● **Aim of the exercise**
Copy all lines below exactly as written. Leave pictures out.

#### Working data ####

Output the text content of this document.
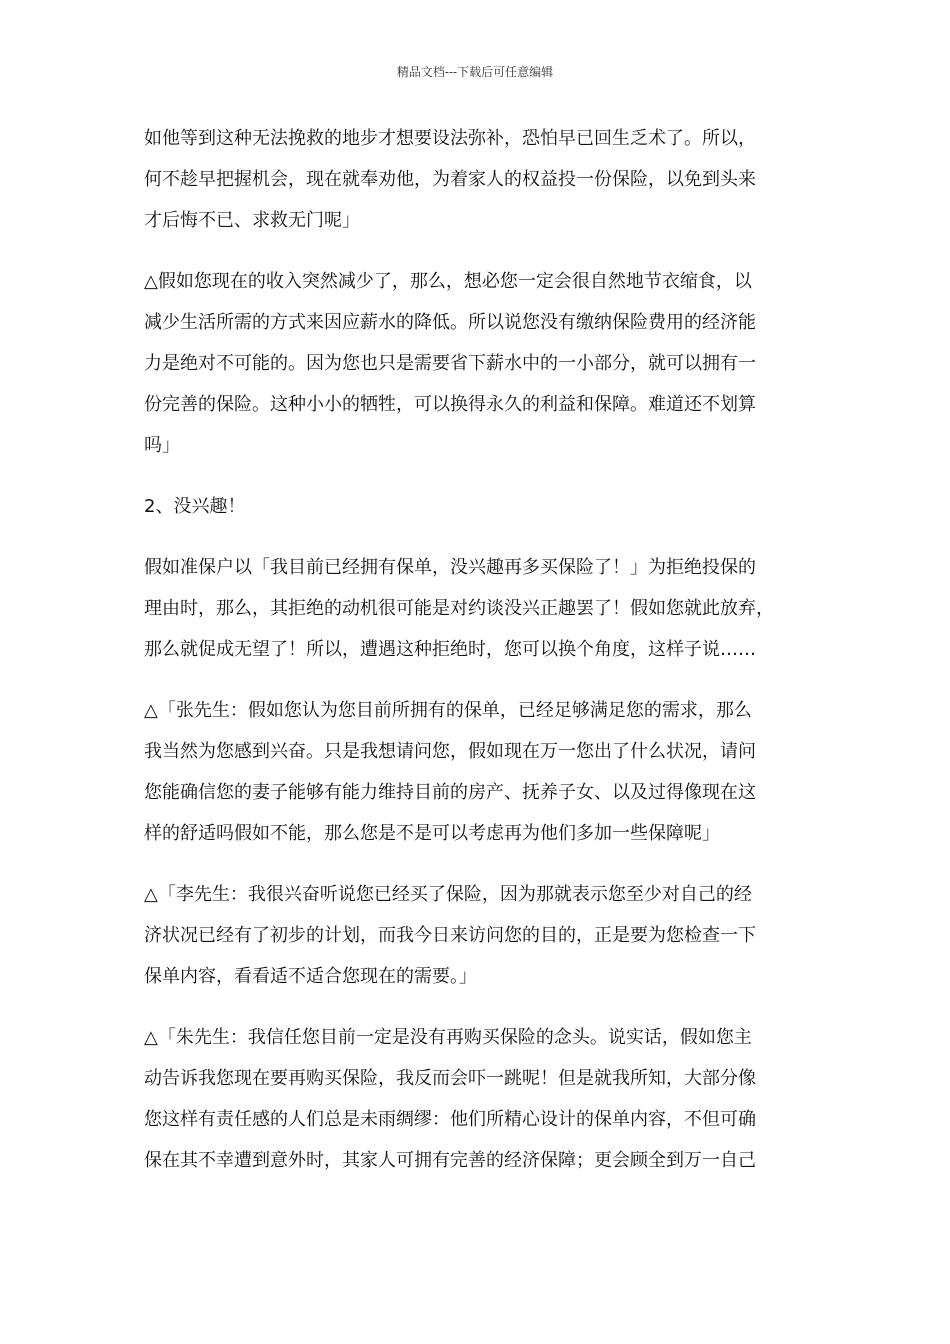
精品文档---下载后可任意编辑
如他等到这种无法挽救的地步才想要设法弥补，恐怕早已回生乏术了。所以，
何不趁早把握机会，现在就奉劝他，为着家人的权益投一份保险，以免到头来
才后悔不已、求救无门呢」
△假如您现在的收入突然减少了，那么，想必您一定会很自然地节衣缩食，以
减少生活所需的方式来因应薪水的降低。所以说您没有缴纳保险费用的经济能
力是绝对不可能的。因为您也只是需要省下薪水中的一小部分，就可以拥有一
份完善的保险。这种小小的牺牲，可以换得永久的利益和保障。难道还不划算
吗」
2、没兴趣！
假如准保户以「我目前已经拥有保单，没兴趣再多买保险了！」为拒绝投保的
理由时，那么，其拒绝的动机很可能是对约谈没兴正趣罢了！假如您就此放弃，
那么就促成无望了！所以，遭遇这种拒绝时，您可以换个角度，这样子说……
△「张先生：假如您认为您目前所拥有的保单，已经足够满足您的需求，那么
我当然为您感到兴奋。只是我想请问您，假如现在万一您出了什么状况，请问
您能确信您的妻子能够有能力维持目前的房产、抚养子女、以及过得像现在这
样的舒适吗假如不能，那么您是不是可以考虑再为他们多加一些保障呢」
△「李先生：我很兴奋听说您已经买了保险，因为那就表示您至少对自己的经
济状况已经有了初步的计划，而我今日来访问您的目的，正是要为您检查一下
保单内容，看看适不适合您现在的需要。」
△「朱先生：我信任您目前一定是没有再购买保险的念头。说实话，假如您主
动告诉我您现在要再购买保险，我反而会吓一跳呢！但是就我所知，大部分像
您这样有责任感的人们总是未雨绸缪：他们所精心设计的保单内容，不但可确
保在其不幸遭到意外时，其家人可拥有完善的经济保障；更会顾全到万一自己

####

● **Response below**
Output the text content of this document.
精品文档---下载后可任意编辑
如他等到这种无法挽救的地步才想要设法弥补，恐怕早已回生乏术了。所以，
何不趁早把握机会，现在就奉劝他，为着家人的权益投一份保险，以免到头来
才后悔不已、求救无门呢」
△假如您现在的收入突然减少了，那么，想必您一定会很自然地节衣缩食，以
减少生活所需的方式来因应薪水的降低。所以说您没有缴纳保险费用的经济能
力是绝对不可能的。因为您也只是需要省下薪水中的一小部分，就可以拥有一
份完善的保险。这种小小的牺牲，可以换得永久的利益和保障。难道还不划算
吗」
2、没兴趣！
假如准保户以「我目前已经拥有保单，没兴趣再多买保险了！」为拒绝投保的
理由时，那么，其拒绝的动机很可能是对约谈没兴正趣罢了！假如您就此放弃，
那么就促成无望了！所以，遭遇这种拒绝时，您可以换个角度，这样子说……
△「张先生：假如您认为您目前所拥有的保单，已经足够满足您的需求，那么
我当然为您感到兴奋。只是我想请问您，假如现在万一您出了什么状况，请问
您能确信您的妻子能够有能力维持目前的房产、抚养子女、以及过得像现在这
样的舒适吗假如不能，那么您是不是可以考虑再为他们多加一些保障呢」
△「李先生：我很兴奋听说您已经买了保险，因为那就表示您至少对自己的经
济状况已经有了初步的计划，而我今日来访问您的目的，正是要为您检查一下
保单内容，看看适不适合您现在的需要。」
△「朱先生：我信任您目前一定是没有再购买保险的念头。说实话，假如您主
动告诉我您现在要再购买保险，我反而会吓一跳呢！但是就我所知，大部分像
您这样有责任感的人们总是未雨绸缪：他们所精心设计的保单内容，不但可确
保在其不幸遭到意外时，其家人可拥有完善的经济保障；更会顾全到万一自己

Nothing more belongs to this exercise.